» Short task
Output the data word for word, dropping every image.

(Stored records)
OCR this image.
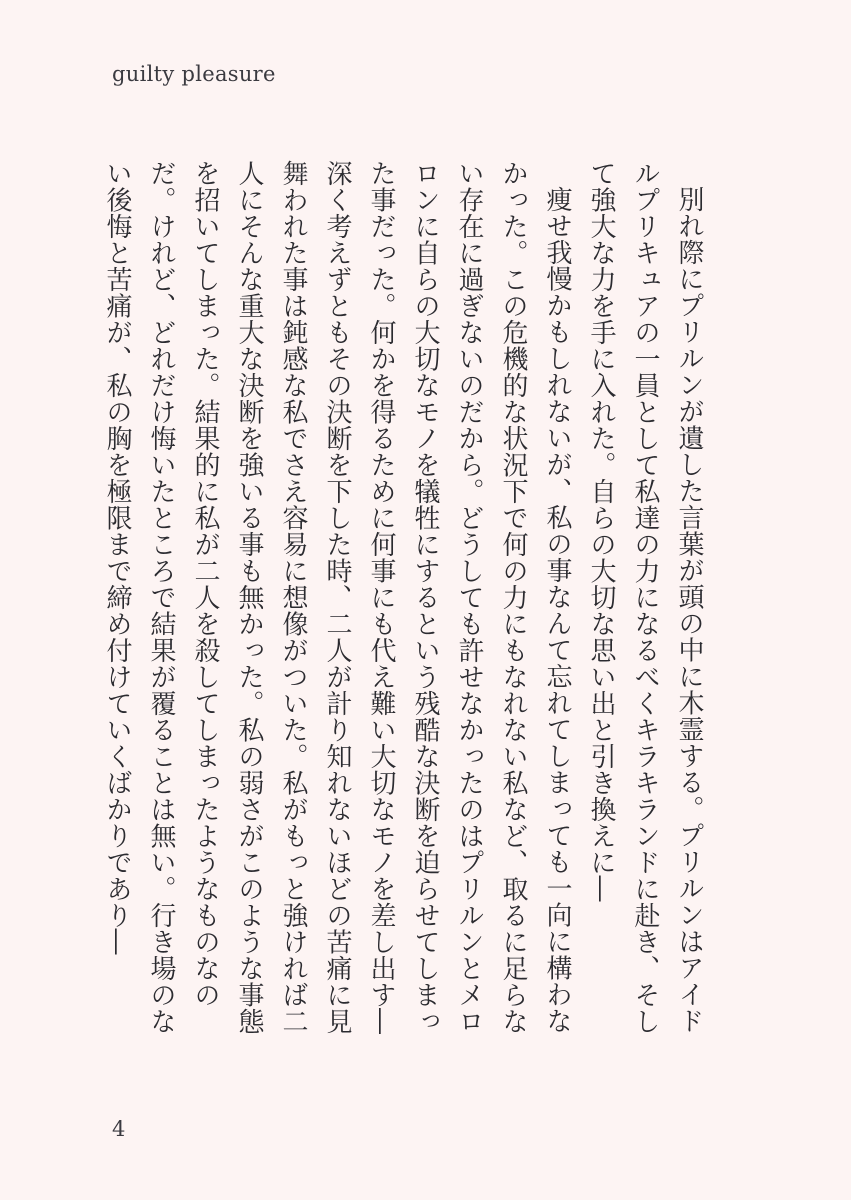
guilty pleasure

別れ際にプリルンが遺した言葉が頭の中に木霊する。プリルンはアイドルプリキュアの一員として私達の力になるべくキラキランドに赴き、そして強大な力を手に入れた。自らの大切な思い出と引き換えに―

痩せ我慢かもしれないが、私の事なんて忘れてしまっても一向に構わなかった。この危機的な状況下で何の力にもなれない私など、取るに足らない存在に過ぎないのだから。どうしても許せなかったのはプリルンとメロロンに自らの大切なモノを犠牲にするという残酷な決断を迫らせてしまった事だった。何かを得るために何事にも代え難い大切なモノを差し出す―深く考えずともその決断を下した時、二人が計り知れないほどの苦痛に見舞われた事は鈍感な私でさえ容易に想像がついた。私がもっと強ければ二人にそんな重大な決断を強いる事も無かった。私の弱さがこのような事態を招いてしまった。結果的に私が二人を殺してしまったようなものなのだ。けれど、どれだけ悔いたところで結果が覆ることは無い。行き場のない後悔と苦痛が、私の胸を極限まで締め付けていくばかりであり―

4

» Solution
OCR this image.
guilty pleasure

別れ際にプリルンが遺した言葉が頭の中に木霊する。プリルンはアイドルプリキュアの一員として私達の力になるべくキラキランドに赴き、そして強大な力を手に入れた。自らの大切な思い出と引き換えに―

痩せ我慢かもしれないが、私の事なんて忘れてしまっても一向に構わなかった。この危機的な状況下で何の力にもなれない私など、取るに足らない存在に過ぎないのだから。どうしても許せなかったのはプリルンとメロロンに自らの大切なモノを犠牲にするという残酷な決断を迫らせてしまった事だった。何かを得るために何事にも代え難い大切なモノを差し出す―深く考えずともその決断を下した時、二人が計り知れないほどの苦痛に見舞われた事は鈍感な私でさえ容易に想像がついた。私がもっと強ければ二人にそんな重大な決断を強いる事も無かった。私の弱さがこのような事態を招いてしまった。結果的に私が二人を殺してしまったようなものなのだ。けれど、どれだけ悔いたところで結果が覆ることは無い。行き場のない後悔と苦痛が、私の胸を極限まで締め付けていくばかりであり―

4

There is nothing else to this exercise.